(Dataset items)
..............................

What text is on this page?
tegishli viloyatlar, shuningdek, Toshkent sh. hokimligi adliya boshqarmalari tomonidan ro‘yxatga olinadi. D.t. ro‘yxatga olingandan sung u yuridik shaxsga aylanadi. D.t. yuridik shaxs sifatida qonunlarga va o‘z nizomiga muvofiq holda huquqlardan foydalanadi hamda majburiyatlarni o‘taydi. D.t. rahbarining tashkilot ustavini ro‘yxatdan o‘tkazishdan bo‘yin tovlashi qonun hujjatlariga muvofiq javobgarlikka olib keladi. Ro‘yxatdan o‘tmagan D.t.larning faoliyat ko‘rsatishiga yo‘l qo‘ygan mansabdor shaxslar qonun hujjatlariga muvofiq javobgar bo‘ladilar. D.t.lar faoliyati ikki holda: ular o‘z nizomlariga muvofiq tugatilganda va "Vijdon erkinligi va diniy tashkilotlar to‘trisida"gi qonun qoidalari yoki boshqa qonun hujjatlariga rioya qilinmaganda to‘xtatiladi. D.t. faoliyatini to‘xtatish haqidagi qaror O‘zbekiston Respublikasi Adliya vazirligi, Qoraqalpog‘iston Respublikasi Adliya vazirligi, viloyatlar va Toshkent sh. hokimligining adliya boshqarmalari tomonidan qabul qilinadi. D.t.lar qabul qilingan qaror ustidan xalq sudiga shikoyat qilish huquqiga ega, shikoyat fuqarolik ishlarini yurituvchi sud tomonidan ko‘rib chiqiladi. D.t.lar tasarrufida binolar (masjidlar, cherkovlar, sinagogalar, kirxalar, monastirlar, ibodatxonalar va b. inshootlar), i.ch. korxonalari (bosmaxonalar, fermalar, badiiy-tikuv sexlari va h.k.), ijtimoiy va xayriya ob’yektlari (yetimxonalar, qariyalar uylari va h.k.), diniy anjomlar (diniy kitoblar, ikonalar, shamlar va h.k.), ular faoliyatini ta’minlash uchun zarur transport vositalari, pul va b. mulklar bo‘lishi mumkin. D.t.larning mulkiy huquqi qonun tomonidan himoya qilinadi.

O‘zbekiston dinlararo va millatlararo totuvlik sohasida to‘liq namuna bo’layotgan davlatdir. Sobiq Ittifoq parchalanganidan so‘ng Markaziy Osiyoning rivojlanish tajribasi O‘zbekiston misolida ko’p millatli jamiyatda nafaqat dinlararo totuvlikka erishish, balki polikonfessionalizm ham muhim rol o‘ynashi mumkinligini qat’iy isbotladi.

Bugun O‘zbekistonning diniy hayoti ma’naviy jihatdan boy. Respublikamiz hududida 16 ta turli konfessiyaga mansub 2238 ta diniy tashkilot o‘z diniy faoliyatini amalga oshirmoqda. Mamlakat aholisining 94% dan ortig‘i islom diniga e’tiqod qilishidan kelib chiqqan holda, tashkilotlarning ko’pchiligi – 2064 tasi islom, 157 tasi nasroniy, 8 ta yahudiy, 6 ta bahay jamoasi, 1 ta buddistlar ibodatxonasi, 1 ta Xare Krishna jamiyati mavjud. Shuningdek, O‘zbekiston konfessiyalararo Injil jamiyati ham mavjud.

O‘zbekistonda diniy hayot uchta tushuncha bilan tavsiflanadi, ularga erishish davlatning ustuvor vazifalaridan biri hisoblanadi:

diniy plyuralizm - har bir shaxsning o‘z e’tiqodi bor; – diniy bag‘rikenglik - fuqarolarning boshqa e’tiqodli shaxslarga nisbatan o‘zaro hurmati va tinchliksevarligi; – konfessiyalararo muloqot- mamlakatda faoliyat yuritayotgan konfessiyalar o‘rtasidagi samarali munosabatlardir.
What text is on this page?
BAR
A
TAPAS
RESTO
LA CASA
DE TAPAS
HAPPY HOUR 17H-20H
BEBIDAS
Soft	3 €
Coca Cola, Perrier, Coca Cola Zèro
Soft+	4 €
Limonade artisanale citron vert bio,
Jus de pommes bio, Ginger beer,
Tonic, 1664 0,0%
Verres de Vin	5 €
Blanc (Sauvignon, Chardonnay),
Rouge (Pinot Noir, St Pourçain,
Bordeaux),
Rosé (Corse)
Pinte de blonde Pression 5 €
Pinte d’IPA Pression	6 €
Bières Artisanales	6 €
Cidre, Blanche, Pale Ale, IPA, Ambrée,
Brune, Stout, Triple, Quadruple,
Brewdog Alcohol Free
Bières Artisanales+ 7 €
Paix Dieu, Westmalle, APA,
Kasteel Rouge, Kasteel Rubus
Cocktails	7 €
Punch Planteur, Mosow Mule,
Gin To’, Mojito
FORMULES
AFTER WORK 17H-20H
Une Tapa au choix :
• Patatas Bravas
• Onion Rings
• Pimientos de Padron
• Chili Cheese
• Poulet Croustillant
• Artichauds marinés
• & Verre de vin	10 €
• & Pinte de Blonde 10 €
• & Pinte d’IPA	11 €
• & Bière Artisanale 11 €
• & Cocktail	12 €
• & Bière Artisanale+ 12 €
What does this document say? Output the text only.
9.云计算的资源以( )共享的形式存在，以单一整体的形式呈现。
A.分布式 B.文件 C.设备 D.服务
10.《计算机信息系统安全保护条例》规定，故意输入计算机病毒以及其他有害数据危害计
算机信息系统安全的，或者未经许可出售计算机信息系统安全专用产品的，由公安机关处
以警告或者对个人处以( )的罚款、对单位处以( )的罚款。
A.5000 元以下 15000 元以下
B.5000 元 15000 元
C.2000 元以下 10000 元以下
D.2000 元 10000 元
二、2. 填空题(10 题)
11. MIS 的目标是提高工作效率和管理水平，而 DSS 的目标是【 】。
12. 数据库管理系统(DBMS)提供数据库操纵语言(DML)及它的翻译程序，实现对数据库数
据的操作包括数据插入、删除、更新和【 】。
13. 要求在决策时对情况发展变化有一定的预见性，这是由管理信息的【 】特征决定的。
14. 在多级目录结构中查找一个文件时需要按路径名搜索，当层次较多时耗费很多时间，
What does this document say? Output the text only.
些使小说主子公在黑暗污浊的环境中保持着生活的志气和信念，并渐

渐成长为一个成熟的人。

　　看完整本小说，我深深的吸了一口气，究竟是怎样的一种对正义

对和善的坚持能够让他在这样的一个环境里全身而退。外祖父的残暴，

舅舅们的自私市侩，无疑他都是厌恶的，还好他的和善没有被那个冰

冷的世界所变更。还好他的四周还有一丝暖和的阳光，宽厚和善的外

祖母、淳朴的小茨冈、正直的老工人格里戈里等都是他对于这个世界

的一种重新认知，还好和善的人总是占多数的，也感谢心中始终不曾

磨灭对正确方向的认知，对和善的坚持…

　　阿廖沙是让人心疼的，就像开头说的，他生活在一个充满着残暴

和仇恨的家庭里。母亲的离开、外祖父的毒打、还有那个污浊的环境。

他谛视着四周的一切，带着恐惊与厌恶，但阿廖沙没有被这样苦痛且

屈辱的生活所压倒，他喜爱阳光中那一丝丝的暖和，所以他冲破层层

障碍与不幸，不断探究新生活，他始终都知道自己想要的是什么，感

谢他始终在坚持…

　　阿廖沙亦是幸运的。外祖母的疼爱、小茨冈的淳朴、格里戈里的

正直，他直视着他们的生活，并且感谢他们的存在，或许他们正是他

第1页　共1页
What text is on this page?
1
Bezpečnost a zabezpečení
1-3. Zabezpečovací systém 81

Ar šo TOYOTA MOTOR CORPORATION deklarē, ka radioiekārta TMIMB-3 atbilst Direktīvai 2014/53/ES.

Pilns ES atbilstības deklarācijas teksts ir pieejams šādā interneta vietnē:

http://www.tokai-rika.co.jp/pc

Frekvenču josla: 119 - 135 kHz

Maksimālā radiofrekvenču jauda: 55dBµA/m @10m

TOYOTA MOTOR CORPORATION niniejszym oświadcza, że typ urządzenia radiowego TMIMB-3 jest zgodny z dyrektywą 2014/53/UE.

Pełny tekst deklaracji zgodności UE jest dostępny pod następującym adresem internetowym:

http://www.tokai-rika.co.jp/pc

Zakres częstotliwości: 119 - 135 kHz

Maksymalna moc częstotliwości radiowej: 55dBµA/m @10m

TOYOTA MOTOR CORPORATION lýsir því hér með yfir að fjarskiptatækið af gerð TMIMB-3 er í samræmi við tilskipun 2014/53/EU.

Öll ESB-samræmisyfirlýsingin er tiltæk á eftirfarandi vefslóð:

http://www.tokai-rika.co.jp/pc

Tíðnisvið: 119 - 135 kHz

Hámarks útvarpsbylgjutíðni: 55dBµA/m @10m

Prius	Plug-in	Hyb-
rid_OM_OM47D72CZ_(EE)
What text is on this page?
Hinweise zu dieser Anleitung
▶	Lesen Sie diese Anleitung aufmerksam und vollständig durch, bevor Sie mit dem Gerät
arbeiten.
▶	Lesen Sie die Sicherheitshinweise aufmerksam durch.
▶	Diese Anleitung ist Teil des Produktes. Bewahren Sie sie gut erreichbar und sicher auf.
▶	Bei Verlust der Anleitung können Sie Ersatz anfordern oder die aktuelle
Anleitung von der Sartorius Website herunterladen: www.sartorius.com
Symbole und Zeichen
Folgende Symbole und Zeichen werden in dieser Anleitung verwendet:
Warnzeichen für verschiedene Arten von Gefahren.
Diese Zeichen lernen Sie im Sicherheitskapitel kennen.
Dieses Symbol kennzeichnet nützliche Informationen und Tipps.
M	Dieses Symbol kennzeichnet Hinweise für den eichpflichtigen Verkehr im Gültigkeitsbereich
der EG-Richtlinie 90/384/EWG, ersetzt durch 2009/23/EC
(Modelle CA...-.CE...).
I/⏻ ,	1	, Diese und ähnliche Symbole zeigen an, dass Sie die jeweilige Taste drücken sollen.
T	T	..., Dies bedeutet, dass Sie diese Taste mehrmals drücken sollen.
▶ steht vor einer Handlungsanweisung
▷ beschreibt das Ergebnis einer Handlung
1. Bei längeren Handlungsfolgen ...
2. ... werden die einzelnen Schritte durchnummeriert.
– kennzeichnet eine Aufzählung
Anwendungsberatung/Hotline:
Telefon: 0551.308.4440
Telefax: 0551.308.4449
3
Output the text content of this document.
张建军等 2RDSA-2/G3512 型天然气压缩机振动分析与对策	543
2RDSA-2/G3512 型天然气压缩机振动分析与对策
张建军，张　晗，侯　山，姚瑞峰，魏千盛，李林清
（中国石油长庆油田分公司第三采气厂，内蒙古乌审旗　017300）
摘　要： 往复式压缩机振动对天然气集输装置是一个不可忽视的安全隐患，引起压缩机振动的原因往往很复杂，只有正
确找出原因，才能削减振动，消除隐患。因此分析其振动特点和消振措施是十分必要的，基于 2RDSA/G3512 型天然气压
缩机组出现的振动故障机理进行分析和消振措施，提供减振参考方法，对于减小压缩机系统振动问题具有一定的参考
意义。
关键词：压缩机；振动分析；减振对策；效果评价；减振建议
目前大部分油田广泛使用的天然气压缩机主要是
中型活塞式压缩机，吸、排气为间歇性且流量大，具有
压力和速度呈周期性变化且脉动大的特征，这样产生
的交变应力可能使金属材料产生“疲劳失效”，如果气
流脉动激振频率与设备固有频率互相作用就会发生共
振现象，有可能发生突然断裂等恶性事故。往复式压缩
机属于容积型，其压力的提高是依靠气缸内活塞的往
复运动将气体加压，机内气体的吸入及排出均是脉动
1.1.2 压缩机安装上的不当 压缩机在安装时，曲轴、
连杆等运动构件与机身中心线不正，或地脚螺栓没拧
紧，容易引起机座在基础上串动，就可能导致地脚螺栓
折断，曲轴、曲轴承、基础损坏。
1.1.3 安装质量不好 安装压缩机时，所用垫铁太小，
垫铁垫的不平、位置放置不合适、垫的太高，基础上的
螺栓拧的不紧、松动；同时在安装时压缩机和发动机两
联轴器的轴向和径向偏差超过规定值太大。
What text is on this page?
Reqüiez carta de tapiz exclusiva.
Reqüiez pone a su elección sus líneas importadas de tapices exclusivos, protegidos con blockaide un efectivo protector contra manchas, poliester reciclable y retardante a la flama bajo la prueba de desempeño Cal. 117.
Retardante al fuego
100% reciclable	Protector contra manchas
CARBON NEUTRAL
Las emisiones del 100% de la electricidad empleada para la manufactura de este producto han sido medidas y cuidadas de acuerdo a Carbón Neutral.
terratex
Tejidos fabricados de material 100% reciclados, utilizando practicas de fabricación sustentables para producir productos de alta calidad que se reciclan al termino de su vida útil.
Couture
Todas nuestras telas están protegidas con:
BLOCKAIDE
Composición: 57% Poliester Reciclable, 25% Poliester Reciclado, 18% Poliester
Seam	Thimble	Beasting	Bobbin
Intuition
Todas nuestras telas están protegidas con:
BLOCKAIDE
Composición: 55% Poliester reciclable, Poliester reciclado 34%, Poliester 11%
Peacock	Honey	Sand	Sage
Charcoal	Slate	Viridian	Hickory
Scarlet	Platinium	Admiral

..............................

■ **WRITTEN INSTRUCTION**
Which lines of the data include "CORPORATION"? Copy each of them.

■ **COMPLETED EXERCISE**
Ar šo TOYOTA MOTOR CORPORATION deklarē, ka radioiekārta TMIMB-3 atbilst Direktīvai 2014/53/ES.
TOYOTA MOTOR CORPORATION niniejszym oświadcza, że typ urządzenia radiowego TMIMB-3 jest zgodny z dyrektywą 2014/53/UE.
TOYOTA MOTOR CORPORATION lýsir því hér með yfir að fjarskiptatækið af gerð TMIMB-3 er í samræmi við tilskipun 2014/53/EU.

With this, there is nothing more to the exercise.